## Task to complete
Copy every line of the data that contains the string "value".

## Data records

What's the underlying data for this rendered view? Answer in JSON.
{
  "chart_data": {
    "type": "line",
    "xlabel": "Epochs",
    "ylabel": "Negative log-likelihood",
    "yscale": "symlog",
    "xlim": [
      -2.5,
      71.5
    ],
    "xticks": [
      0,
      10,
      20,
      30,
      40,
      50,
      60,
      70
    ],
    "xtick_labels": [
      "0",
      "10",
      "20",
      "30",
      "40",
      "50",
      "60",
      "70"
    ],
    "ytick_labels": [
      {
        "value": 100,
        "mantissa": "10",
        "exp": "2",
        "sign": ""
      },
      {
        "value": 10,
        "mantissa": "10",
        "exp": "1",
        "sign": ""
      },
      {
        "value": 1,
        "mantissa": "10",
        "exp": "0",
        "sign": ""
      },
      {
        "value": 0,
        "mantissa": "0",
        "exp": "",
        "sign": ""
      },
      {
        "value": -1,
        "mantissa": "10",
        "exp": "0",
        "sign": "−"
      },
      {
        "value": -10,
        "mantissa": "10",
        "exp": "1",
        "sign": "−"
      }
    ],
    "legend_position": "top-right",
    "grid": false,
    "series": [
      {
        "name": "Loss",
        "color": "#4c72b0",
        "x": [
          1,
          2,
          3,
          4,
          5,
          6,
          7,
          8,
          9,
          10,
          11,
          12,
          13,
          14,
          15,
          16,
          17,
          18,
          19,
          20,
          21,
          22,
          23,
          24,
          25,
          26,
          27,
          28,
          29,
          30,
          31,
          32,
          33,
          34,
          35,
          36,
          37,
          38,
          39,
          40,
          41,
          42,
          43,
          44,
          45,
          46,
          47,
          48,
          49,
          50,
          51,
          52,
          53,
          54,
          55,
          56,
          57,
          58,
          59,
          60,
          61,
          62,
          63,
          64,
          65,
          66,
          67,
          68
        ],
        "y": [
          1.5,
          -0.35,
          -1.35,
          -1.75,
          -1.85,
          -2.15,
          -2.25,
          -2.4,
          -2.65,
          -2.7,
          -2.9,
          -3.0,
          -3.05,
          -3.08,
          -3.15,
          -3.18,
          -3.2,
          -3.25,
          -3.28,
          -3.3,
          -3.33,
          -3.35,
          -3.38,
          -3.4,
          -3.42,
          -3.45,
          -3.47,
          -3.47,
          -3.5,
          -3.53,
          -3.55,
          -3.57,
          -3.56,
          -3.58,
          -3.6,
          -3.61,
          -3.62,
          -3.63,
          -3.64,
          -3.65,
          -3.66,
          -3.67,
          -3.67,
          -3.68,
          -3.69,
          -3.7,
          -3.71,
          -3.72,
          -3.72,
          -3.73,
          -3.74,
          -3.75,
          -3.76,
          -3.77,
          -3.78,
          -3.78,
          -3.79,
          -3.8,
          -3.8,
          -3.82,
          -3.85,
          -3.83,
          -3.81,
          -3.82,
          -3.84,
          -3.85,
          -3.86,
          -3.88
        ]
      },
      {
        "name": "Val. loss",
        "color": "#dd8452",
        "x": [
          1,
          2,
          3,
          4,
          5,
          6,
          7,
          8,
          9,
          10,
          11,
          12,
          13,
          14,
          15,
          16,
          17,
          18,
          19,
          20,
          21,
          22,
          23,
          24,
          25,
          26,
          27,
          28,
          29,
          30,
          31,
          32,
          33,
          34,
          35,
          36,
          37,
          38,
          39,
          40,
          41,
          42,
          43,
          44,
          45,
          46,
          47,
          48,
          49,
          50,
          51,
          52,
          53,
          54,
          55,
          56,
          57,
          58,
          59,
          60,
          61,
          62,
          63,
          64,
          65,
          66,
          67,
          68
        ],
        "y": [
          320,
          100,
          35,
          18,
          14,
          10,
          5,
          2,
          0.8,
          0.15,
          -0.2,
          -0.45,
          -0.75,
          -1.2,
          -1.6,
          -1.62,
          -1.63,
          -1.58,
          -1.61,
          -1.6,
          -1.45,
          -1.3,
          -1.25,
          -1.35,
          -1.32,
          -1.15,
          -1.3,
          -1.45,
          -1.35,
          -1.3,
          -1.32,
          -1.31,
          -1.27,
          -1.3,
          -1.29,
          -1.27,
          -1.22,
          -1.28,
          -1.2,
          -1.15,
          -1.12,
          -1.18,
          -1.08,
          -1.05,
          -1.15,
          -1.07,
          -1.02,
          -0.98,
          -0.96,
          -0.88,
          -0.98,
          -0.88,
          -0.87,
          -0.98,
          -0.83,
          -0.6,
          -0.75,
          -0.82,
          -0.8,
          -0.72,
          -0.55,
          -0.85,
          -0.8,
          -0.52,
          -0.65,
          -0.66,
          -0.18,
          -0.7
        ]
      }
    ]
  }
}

## Task answer
        "value": 100,
        "value": 10,
        "value": 1,
        "value": 0,
        "value": -1,
        "value": -10,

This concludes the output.